--- START Entries provided ---
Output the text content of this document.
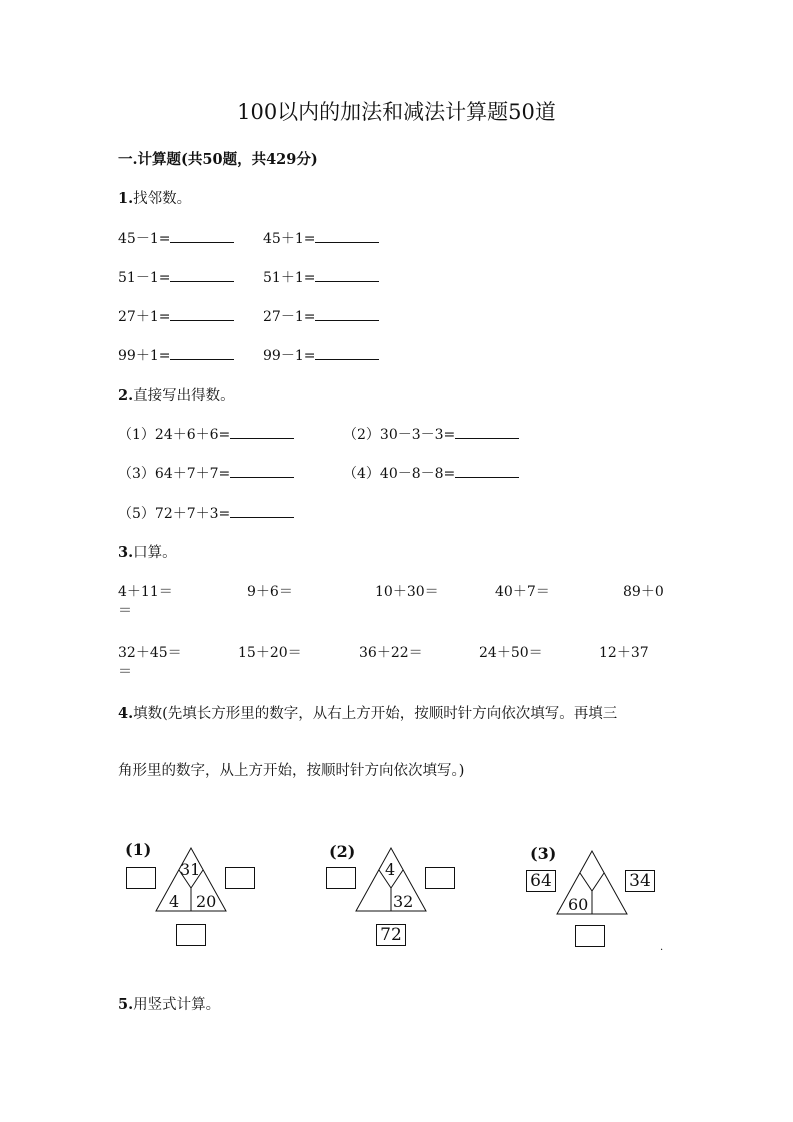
100以内的加法和减法计算题50道
一.计算题(共50题，共429分)
1.找邻数。
45－1=	45＋1=
51－1=	51＋1=
27＋1=	27－1=
99＋1=	99－1=
2.直接写出得数。
（1）24＋6＋6=	（2）30－3－3=
（3）64＋7＋7=	（4）40－8－8=
（5）72＋7＋3=
3.口算。
4＋11＝	9＋6＝	10＋30＝	40＋7＝	89＋0
＝
32＋45＝	15＋20＝	36＋22＝	24＋50＝	12＋37
＝
4.填数(先填长方形里的数字，从右上方开始，按顺时针方向依次填写。再填三
角形里的数字，从上方开始，按顺时针方向依次填写。)
(1)
31
4 20
(2)
4
32
72
(3)
60
64	34
.
5.用竖式计算。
--- END Entries provided ---
## [The exercise]
Gather up, from the records above, each line where the word "按顺时针方向依次填写" appears.

## [Answer to this task]
4.填数(先填长方形里的数字，从右上方开始，按顺时针方向依次填写。再填三
角形里的数字，从上方开始，按顺时针方向依次填写。)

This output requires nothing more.